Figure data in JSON
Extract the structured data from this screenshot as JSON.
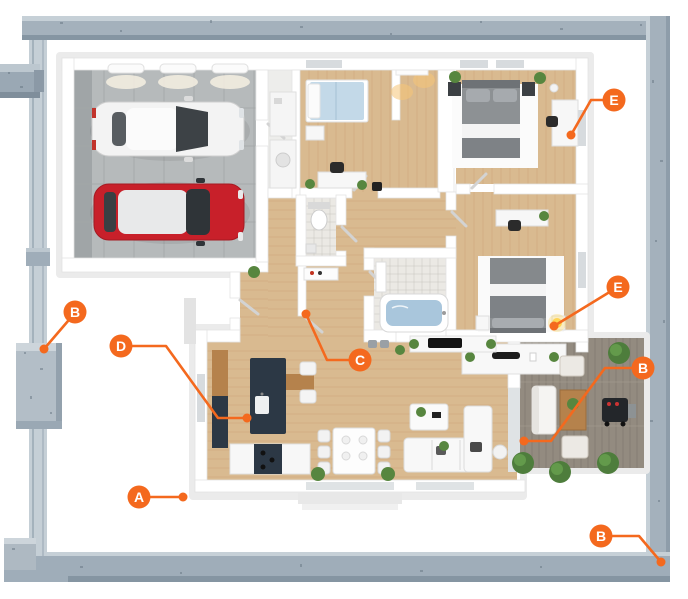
{
  "colors": {
    "accent": "#f4691e",
    "frame_steel": "#a7b3be",
    "frame_light": "#c6d0d7",
    "frame_dark": "#8595a2",
    "wood_floor": "#d9ba90",
    "garage_tile": "#b6babb",
    "deck_wood": "#938b80",
    "car_red": "#c8202a",
    "car_white": "#f3f3f3",
    "bed_blue": "#c3d9e8",
    "kitchen_dark": "#2c3845"
  },
  "callouts": [
    {
      "id": "a",
      "letter": "A",
      "cx": 139,
      "cy": 497,
      "line": [
        [
          151,
          497
        ],
        [
          183,
          497
        ]
      ],
      "dot": [
        183,
        497
      ]
    },
    {
      "id": "b-left",
      "letter": "B",
      "cx": 75,
      "cy": 312,
      "line": [
        [
          68,
          321
        ],
        [
          44,
          349
        ]
      ],
      "dot": [
        44,
        349
      ]
    },
    {
      "id": "b-patio",
      "letter": "B",
      "cx": 643,
      "cy": 368,
      "line": [
        [
          631,
          368
        ],
        [
          605,
          368
        ],
        [
          551,
          441
        ],
        [
          524,
          441
        ]
      ],
      "dot": [
        524,
        441
      ]
    },
    {
      "id": "b-corner",
      "letter": "B",
      "cx": 601,
      "cy": 536,
      "line": [
        [
          613,
          536
        ],
        [
          639,
          536
        ],
        [
          661,
          562
        ]
      ],
      "dot": [
        661,
        562
      ]
    },
    {
      "id": "c",
      "letter": "C",
      "cx": 360,
      "cy": 360,
      "line": [
        [
          348,
          360
        ],
        [
          327,
          360
        ],
        [
          306,
          314
        ]
      ],
      "dot": [
        306,
        314
      ]
    },
    {
      "id": "d",
      "letter": "D",
      "cx": 121,
      "cy": 346,
      "line": [
        [
          133,
          346
        ],
        [
          166,
          346
        ],
        [
          218,
          418
        ],
        [
          247,
          418
        ]
      ],
      "dot": [
        247,
        418
      ]
    },
    {
      "id": "e-desk",
      "letter": "E",
      "cx": 614,
      "cy": 100,
      "line": [
        [
          602,
          100
        ],
        [
          591,
          100
        ],
        [
          571,
          135
        ]
      ],
      "dot": [
        571,
        135
      ]
    },
    {
      "id": "e-lamp",
      "letter": "E",
      "cx": 618,
      "cy": 287,
      "line": [
        [
          608,
          293
        ],
        [
          554,
          326
        ]
      ],
      "dot": [
        554,
        326
      ]
    }
  ]
}
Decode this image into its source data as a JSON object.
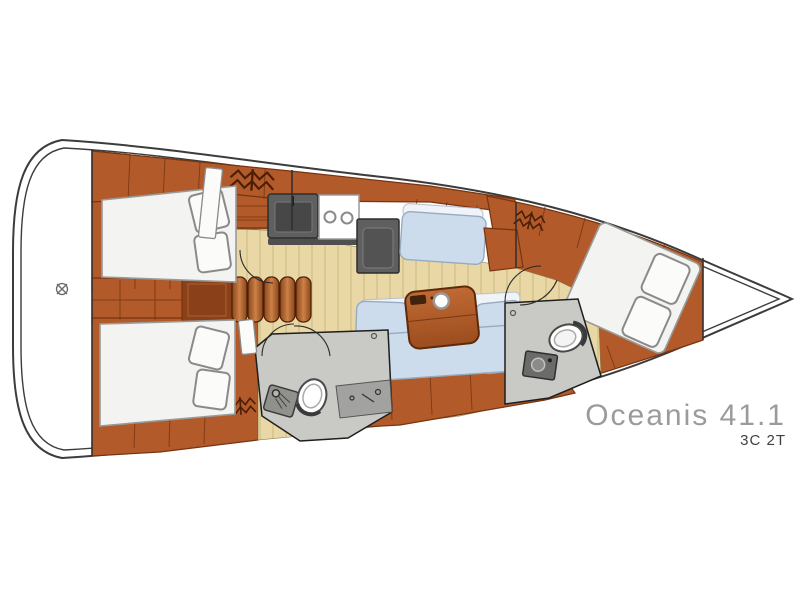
{
  "branding": {
    "model_name": "Oceanis 41.1",
    "layout_code": "3C 2T"
  },
  "colors": {
    "hull-outline": "#3c3c3c",
    "wood": "#b25a2a",
    "wood-dark": "#76340f",
    "wood-deep": "#8a4018",
    "floor": "#e9d8a6",
    "plank": "#a8904f",
    "settee": "#ccdcec",
    "settee-edge": "#96abc0",
    "cushion-white": "#f0f3f7",
    "bed": "#f3f3f1",
    "pillow": "#fbfbf9",
    "bed-edge": "#9a9a98",
    "room-gray": "#c9c9c6",
    "counter-dark": "#5f5f5f",
    "counter-mid": "#a2a2a0",
    "text-title": "#9b9b9b",
    "text-sub": "#3f3f3f"
  },
  "icons": {
    "hanging_locker": "zigzag-hangers",
    "deck_fitting": "circle-cross",
    "stove": "two-burners",
    "galley_sink": "basin-with-faucet",
    "toilet": "wc-bowl",
    "shower": "showerhead",
    "table_cupholder": "white-ring"
  }
}
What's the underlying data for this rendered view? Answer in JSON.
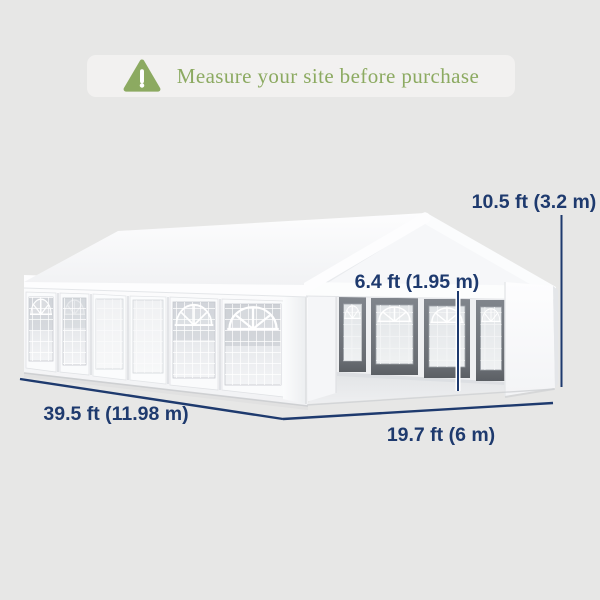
{
  "banner": {
    "icon": "warning-triangle-icon",
    "text": "Measure your site before purchase"
  },
  "diagram": {
    "dimensions": {
      "total_height": "10.5 ft (3.2 m)",
      "side_height": "6.4 ft (1.95 m)",
      "length": "39.5 ft (11.98 m)",
      "width": "19.7 ft (6 m)"
    }
  },
  "colors": {
    "background": "#e7e7e6",
    "banner_bg": "#f2f1f0",
    "accent_green": "#8caa61",
    "accent_navy": "#1e3a6e",
    "tent_white": "#fbfcfd",
    "interior_frame_gray": "#75797f"
  }
}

WHAT TO WORK ON:
Filter the data, keeping only the lines that contain "counter".

OUTPUT BELOW:
    "counter-dark": "#5f5f5f",
    "counter-mid": "#a2a2a0",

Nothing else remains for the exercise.